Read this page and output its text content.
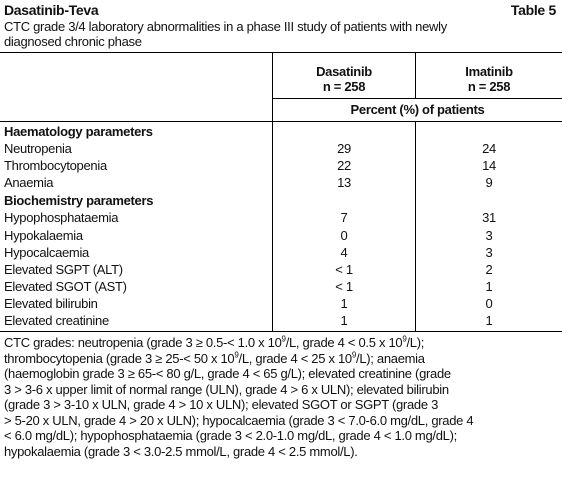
Dasatinib-Teva	Table 5
CTC grade 3/4 laboratory abnormalities in a phase III study of patients with newly
diagnosed chronic phase
Dasatinib
n = 258
Imatinib
n = 258
Percent (%) of patients
Haematology parameters
Neutropenia	29	24
Thrombocytopenia	22	14
Anaemia	13	9
Biochemistry parameters
Hypophosphataemia	7	31
Hypokalaemia	0	3
Hypocalcaemia	4	3
Elevated SGPT (ALT)	< 1	2
Elevated SGOT (AST)	< 1	1
Elevated bilirubin	1	0
Elevated creatinine	1	1
CTC grades: neutropenia (grade 3 ≥ 0.5-< 1.0 x $10^9/L$, grade 4 < 0.5 x $10^9/L$);
thrombocytopenia (grade 3 ≥ 25-< 50 x $10^9/L$, grade 4 < 25 x $10^9/L$); anaemia
(haemoglobin grade 3 ≥ 65-< 80 g/L, grade 4 < 65 g/L); elevated creatinine (grade
3 > 3-6 x upper limit of normal range (ULN), grade 4 > 6 x ULN); elevated bilirubin
(grade 3 > 3-10 x ULN, grade 4 > 10 x ULN); elevated SGOT or SGPT (grade 3
> 5-20 x ULN, grade 4 > 20 x ULN); hypocalcaemia (grade 3 < 7.0-6.0 mg/dL, grade 4
< 6.0 mg/dL); hypophosphataemia (grade 3 < 2.0-1.0 mg/dL, grade 4 < 1.0 mg/dL);
hypokalaemia (grade 3 < 3.0-2.5 mmol/L, grade 4 < 2.5 mmol/L).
· · · · · · ·
Please give back every line above exactly as it stands, without pictures.

Read this page and output its text content.
Dasatinib-Teva	Table 5
CTC grade 3/4 laboratory abnormalities in a phase III study of patients with newly
diagnosed chronic phase
Dasatinib
n = 258
Imatinib
n = 258
Percent (%) of patients
Haematology parameters
Neutropenia	29	24
Thrombocytopenia	22	14
Anaemia	13	9
Biochemistry parameters
Hypophosphataemia	7	31
Hypokalaemia	0	3
Hypocalcaemia	4	3
Elevated SGPT (ALT)	< 1	2
Elevated SGOT (AST)	< 1	1
Elevated bilirubin	1	0
Elevated creatinine	1	1
CTC grades: neutropenia (grade 3 ≥ 0.5-< 1.0 x $10^9/L$, grade 4 < 0.5 x $10^9/L$);
thrombocytopenia (grade 3 ≥ 25-< 50 x $10^9/L$, grade 4 < 25 x $10^9/L$); anaemia
(haemoglobin grade 3 ≥ 65-< 80 g/L, grade 4 < 65 g/L); elevated creatinine (grade
3 > 3-6 x upper limit of normal range (ULN), grade 4 > 6 x ULN); elevated bilirubin
(grade 3 > 3-10 x ULN, grade 4 > 10 x ULN); elevated SGOT or SGPT (grade 3
> 5-20 x ULN, grade 4 > 20 x ULN); hypocalcaemia (grade 3 < 7.0-6.0 mg/dL, grade 4
< 6.0 mg/dL); hypophosphataemia (grade 3 < 2.0-1.0 mg/dL, grade 4 < 1.0 mg/dL);
hypokalaemia (grade 3 < 3.0-2.5 mmol/L, grade 4 < 2.5 mmol/L).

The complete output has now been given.